*TASK DETAILS*: Write out the material exactly, with the pictures left out.

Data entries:
※

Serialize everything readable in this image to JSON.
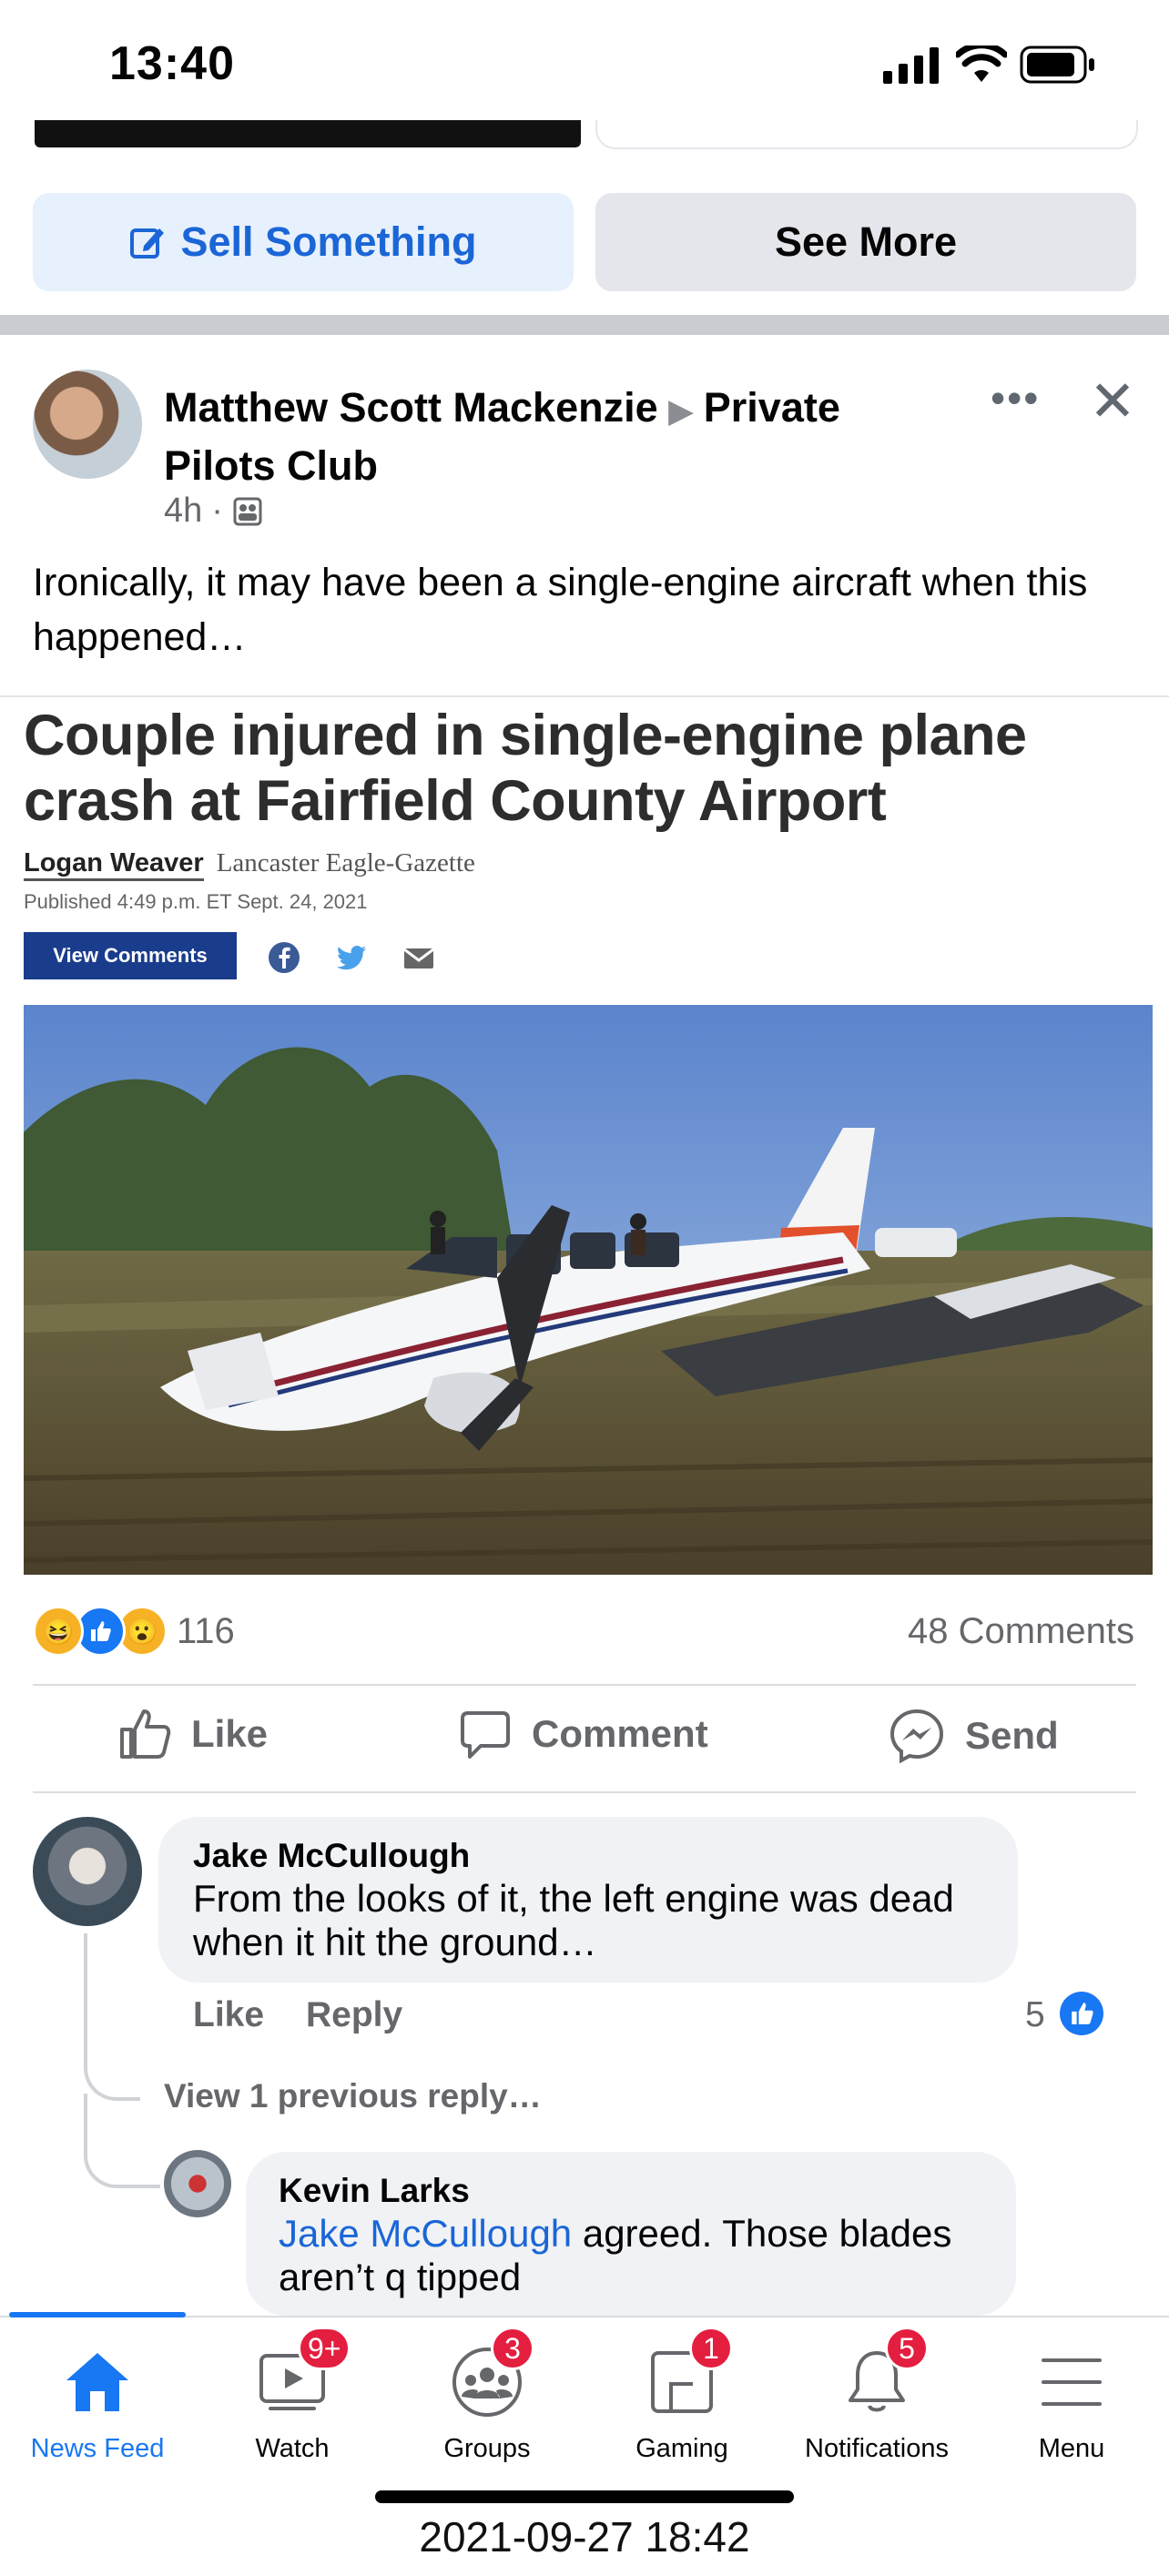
{
  "status_bar": {
    "time": "13:40"
  },
  "marketplace": {
    "sell_label": "Sell Something",
    "more_label": "See More"
  },
  "post": {
    "author": "Matthew Scott Mackenzie",
    "group": "Private Pilots Club",
    "time": "4h",
    "text": "Ironically, it may have been a single-engine aircraft when this happened…"
  },
  "article": {
    "headline": "Couple injured in single-engine plane crash at Fairfield County Airport",
    "author": "Logan Weaver",
    "source": "Lancaster Eagle-Gazette",
    "published": "Published 4:49 p.m. ET Sept. 24, 2021",
    "view_comments": "View Comments"
  },
  "engagement": {
    "reaction_count": "116",
    "comment_count": "48 Comments"
  },
  "actions": {
    "like": "Like",
    "comment": "Comment",
    "send": "Send"
  },
  "comments": [
    {
      "name": "Jake McCullough",
      "text": "From the looks of it, the left engine was dead when it hit the ground…",
      "like": "Like",
      "reply": "Reply",
      "likes": "5"
    }
  ],
  "view_previous": "View 1 previous reply…",
  "reply": {
    "name": "Kevin Larks",
    "mention": "Jake McCullough",
    "text": " agreed.  Those blades aren’t q tipped"
  },
  "nav": [
    {
      "label": "News Feed",
      "badge": ""
    },
    {
      "label": "Watch",
      "badge": "9+"
    },
    {
      "label": "Groups",
      "badge": "3"
    },
    {
      "label": "Gaming",
      "badge": "1"
    },
    {
      "label": "Notifications",
      "badge": "5"
    },
    {
      "label": "Menu",
      "badge": ""
    }
  ],
  "screenshot_timestamp": "2021-09-27 18:42",
  "colors": {
    "accent": "#1877f2",
    "badge": "#e41e3f",
    "article_button": "#1a3c8c"
  },
  "icons": [
    "signal-icon",
    "wifi-icon",
    "battery-icon",
    "edit-icon",
    "privacy-icon",
    "facebook-icon",
    "twitter-icon",
    "mail-icon",
    "like-icon",
    "comment-icon",
    "messenger-icon",
    "home-icon",
    "watch-icon",
    "groups-icon",
    "gaming-icon",
    "bell-icon",
    "menu-icon"
  ]
}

※

*TASK RESPONSE*:
Serialize everything readable in this image to JSON.
{
  "status_bar": {
    "time": "13:40"
  },
  "marketplace": {
    "sell_label": "Sell Something",
    "more_label": "See More"
  },
  "post": {
    "author": "Matthew Scott Mackenzie",
    "group": "Private Pilots Club",
    "time": "4h",
    "text": "Ironically, it may have been a single-engine aircraft when this happened…"
  },
  "article": {
    "headline": "Couple injured in single-engine plane crash at Fairfield County Airport",
    "author": "Logan Weaver",
    "source": "Lancaster Eagle-Gazette",
    "published": "Published 4:49 p.m. ET Sept. 24, 2021",
    "view_comments": "View Comments"
  },
  "engagement": {
    "reaction_count": "116",
    "comment_count": "48 Comments"
  },
  "actions": {
    "like": "Like",
    "comment": "Comment",
    "send": "Send"
  },
  "comments": [
    {
      "name": "Jake McCullough",
      "text": "From the looks of it, the left engine was dead when it hit the ground…",
      "like": "Like",
      "reply": "Reply",
      "likes": "5"
    }
  ],
  "view_previous": "View 1 previous reply…",
  "reply": {
    "name": "Kevin Larks",
    "mention": "Jake McCullough",
    "text": " agreed.  Those blades aren’t q tipped"
  },
  "nav": [
    {
      "label": "News Feed",
      "badge": ""
    },
    {
      "label": "Watch",
      "badge": "9+"
    },
    {
      "label": "Groups",
      "badge": "3"
    },
    {
      "label": "Gaming",
      "badge": "1"
    },
    {
      "label": "Notifications",
      "badge": "5"
    },
    {
      "label": "Menu",
      "badge": ""
    }
  ],
  "screenshot_timestamp": "2021-09-27 18:42",
  "colors": {
    "accent": "#1877f2",
    "badge": "#e41e3f",
    "article_button": "#1a3c8c"
  },
  "icons": [
    "signal-icon",
    "wifi-icon",
    "battery-icon",
    "edit-icon",
    "privacy-icon",
    "facebook-icon",
    "twitter-icon",
    "mail-icon",
    "like-icon",
    "comment-icon",
    "messenger-icon",
    "home-icon",
    "watch-icon",
    "groups-icon",
    "gaming-icon",
    "bell-icon",
    "menu-icon"
  ]
}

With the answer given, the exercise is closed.